### [EXERCISE DESCRIPTION]
Below is the data. Give it again, complete and exact.

### [DATASET EXCERPTS]
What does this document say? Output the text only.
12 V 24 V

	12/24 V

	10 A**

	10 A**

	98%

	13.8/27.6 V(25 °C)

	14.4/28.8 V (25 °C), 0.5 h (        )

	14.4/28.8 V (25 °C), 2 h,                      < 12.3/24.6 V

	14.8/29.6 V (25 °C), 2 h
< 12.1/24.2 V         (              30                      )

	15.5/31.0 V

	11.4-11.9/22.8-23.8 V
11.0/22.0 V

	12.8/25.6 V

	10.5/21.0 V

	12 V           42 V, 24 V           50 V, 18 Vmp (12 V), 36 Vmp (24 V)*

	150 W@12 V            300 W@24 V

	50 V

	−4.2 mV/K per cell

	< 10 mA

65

### [THE SOLUTION]
What does this document say? Output the text only.
12 V 24 V

	12/24 V

	10 A**

	10 A**

	98%

	13.8/27.6 V(25 °C)

	14.4/28.8 V (25 °C), 0.5 h (        )

	14.4/28.8 V (25 °C), 2 h,                      < 12.3/24.6 V

	14.8/29.6 V (25 °C), 2 h
< 12.1/24.2 V         (              30                      )

	15.5/31.0 V

	11.4-11.9/22.8-23.8 V
11.0/22.0 V

	12.8/25.6 V

	10.5/21.0 V

	12 V           42 V, 24 V           50 V, 18 Vmp (12 V), 36 Vmp (24 V)*

	150 W@12 V            300 W@24 V

	50 V

	−4.2 mV/K per cell

	< 10 mA

65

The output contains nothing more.